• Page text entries

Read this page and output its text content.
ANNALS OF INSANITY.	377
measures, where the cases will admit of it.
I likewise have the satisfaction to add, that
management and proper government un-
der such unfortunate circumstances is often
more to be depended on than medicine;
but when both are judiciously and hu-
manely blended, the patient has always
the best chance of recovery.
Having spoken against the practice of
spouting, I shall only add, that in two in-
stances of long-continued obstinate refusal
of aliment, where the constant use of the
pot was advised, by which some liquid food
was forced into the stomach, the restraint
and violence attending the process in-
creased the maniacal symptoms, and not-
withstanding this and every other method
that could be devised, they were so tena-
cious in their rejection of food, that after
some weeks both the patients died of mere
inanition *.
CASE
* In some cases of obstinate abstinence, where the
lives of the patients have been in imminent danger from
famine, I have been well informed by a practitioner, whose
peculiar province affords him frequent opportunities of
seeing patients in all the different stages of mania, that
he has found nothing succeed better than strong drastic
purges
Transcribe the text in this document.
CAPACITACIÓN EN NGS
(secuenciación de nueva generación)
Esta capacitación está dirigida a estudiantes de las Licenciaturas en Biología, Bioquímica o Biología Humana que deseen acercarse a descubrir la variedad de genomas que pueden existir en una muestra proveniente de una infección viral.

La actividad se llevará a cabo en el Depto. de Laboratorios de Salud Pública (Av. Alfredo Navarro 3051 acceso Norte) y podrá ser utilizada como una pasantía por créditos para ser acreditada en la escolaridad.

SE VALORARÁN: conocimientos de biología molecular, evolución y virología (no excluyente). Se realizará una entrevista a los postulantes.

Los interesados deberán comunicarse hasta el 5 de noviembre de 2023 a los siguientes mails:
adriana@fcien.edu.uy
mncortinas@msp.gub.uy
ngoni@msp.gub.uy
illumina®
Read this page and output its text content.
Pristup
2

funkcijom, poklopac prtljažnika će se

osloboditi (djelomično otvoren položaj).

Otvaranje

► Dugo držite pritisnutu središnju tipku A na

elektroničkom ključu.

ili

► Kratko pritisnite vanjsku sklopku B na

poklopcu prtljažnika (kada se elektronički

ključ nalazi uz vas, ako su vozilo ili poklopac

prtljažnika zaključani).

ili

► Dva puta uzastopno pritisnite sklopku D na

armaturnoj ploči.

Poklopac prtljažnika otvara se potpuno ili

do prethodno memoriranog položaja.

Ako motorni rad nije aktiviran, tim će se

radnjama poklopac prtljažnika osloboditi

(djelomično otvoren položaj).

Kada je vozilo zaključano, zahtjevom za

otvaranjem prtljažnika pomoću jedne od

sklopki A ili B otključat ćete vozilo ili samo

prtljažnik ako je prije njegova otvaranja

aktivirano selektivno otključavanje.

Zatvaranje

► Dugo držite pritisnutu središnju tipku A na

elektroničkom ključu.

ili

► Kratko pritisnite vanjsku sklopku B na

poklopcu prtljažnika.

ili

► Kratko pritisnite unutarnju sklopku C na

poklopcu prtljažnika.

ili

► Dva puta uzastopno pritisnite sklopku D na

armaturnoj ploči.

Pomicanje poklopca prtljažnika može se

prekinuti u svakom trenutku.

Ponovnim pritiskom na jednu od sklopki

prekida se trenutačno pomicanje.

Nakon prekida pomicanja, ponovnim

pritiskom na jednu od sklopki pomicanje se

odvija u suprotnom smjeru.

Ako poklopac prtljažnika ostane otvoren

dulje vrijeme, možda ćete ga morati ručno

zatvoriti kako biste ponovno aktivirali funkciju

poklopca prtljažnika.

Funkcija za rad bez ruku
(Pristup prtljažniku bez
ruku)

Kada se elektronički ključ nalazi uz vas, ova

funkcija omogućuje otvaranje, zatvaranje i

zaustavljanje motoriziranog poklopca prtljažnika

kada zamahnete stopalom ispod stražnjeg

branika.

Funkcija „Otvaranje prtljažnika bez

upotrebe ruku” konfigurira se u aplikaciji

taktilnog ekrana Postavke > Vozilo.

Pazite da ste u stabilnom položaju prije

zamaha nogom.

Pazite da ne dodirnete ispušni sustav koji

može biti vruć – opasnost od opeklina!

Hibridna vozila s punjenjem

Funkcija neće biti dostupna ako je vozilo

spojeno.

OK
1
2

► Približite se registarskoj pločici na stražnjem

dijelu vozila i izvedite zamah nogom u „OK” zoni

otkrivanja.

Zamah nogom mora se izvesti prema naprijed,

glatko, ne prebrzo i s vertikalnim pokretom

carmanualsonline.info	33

• TRY IT
Your reply should be a single number: how many lines in the entries above hold the string "patients".

• TASK RESPONSE
3